# Provided information
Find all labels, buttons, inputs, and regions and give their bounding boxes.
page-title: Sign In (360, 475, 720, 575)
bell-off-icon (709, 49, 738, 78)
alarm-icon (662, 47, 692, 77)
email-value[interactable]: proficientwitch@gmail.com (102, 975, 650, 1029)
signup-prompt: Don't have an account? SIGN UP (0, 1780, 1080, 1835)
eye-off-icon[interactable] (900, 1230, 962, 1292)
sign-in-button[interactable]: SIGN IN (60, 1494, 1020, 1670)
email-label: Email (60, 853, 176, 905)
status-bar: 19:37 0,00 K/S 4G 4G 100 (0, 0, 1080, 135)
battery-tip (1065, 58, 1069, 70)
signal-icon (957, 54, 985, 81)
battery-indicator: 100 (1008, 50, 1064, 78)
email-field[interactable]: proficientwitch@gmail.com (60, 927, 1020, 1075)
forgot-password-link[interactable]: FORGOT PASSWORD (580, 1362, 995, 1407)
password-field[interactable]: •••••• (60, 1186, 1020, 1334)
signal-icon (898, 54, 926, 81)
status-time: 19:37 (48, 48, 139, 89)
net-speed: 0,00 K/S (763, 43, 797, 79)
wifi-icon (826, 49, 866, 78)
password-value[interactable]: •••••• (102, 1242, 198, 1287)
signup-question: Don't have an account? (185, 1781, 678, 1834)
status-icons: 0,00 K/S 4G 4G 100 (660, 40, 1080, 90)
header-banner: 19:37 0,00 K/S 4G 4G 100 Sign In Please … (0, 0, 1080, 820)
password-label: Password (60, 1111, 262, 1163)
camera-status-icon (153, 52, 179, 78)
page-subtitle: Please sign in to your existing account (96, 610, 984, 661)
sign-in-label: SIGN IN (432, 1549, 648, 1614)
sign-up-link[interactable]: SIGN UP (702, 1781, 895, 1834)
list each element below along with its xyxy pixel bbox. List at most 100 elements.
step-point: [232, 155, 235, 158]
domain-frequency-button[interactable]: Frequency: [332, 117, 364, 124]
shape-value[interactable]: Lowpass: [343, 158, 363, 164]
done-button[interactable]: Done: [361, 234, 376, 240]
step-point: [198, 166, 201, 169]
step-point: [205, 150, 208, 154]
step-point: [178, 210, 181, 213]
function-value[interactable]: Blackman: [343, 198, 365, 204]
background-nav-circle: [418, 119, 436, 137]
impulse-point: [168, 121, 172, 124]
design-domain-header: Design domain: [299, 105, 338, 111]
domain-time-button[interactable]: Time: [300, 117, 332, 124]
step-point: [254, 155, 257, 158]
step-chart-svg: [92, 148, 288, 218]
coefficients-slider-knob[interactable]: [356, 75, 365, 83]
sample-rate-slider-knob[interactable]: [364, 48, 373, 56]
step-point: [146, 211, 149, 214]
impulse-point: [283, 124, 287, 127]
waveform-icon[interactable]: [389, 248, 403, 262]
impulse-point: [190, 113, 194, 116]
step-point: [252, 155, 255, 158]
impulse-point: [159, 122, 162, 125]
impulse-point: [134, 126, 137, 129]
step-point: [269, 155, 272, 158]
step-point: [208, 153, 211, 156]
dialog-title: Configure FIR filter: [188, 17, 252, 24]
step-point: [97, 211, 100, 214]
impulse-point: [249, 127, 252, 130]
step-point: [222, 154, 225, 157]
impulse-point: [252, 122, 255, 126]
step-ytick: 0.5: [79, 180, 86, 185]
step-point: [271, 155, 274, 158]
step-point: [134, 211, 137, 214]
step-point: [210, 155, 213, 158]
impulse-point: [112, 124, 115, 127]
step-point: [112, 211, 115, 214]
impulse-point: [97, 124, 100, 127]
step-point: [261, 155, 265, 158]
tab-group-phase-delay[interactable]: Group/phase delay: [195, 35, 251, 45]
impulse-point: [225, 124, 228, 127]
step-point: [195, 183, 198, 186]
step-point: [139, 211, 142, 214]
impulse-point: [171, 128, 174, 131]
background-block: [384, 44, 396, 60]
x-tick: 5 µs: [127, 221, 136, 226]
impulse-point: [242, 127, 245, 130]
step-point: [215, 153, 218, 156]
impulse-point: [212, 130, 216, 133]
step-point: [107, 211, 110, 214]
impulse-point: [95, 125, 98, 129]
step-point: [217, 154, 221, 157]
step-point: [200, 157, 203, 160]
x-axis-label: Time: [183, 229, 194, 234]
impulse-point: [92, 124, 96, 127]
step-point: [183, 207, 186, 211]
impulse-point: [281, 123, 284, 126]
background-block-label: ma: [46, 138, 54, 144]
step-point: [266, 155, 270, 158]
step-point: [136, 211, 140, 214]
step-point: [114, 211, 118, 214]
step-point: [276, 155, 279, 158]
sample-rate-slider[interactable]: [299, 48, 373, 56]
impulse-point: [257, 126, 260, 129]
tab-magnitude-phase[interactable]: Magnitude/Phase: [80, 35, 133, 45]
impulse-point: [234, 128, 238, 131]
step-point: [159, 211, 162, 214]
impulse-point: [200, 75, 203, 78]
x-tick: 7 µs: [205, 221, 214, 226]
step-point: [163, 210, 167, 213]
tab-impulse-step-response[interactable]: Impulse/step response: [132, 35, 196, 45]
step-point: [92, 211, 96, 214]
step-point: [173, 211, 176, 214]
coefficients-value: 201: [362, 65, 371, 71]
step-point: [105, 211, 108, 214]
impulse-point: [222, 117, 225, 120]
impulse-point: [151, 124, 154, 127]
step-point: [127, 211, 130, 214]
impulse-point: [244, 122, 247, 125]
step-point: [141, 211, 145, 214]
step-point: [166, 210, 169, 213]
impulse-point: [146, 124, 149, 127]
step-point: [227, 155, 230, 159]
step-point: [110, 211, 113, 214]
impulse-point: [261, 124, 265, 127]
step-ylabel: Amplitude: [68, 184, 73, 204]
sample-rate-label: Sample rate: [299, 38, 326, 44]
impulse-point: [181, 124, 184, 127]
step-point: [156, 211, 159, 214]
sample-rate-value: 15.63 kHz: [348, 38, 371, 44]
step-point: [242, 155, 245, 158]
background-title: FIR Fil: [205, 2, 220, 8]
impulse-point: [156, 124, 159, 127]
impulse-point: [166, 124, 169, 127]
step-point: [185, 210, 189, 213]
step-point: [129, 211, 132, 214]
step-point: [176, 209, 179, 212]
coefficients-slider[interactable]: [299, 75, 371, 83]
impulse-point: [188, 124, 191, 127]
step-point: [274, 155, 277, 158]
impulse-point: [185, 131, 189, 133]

# Work required
Reproduce the data from the start through the line containing "signal-icon (957, 54, 985, 81)", substituting "clock-icon" for "alarm-icon" and leaving everything else unchanged.

# Result for this exercise
Find all labels, buttons, inputs, and regions and give their bounding boxes.
page-title: Sign In (360, 475, 720, 575)
bell-off-icon (709, 49, 738, 78)
clock-icon (662, 47, 692, 77)
email-value[interactable]: proficientwitch@gmail.com (102, 975, 650, 1029)
signup-prompt: Don't have an account? SIGN UP (0, 1780, 1080, 1835)
eye-off-icon[interactable] (900, 1230, 962, 1292)
sign-in-button[interactable]: SIGN IN (60, 1494, 1020, 1670)
email-label: Email (60, 853, 176, 905)
status-bar: 19:37 0,00 K/S 4G 4G 100 (0, 0, 1080, 135)
battery-tip (1065, 58, 1069, 70)
signal-icon (957, 54, 985, 81)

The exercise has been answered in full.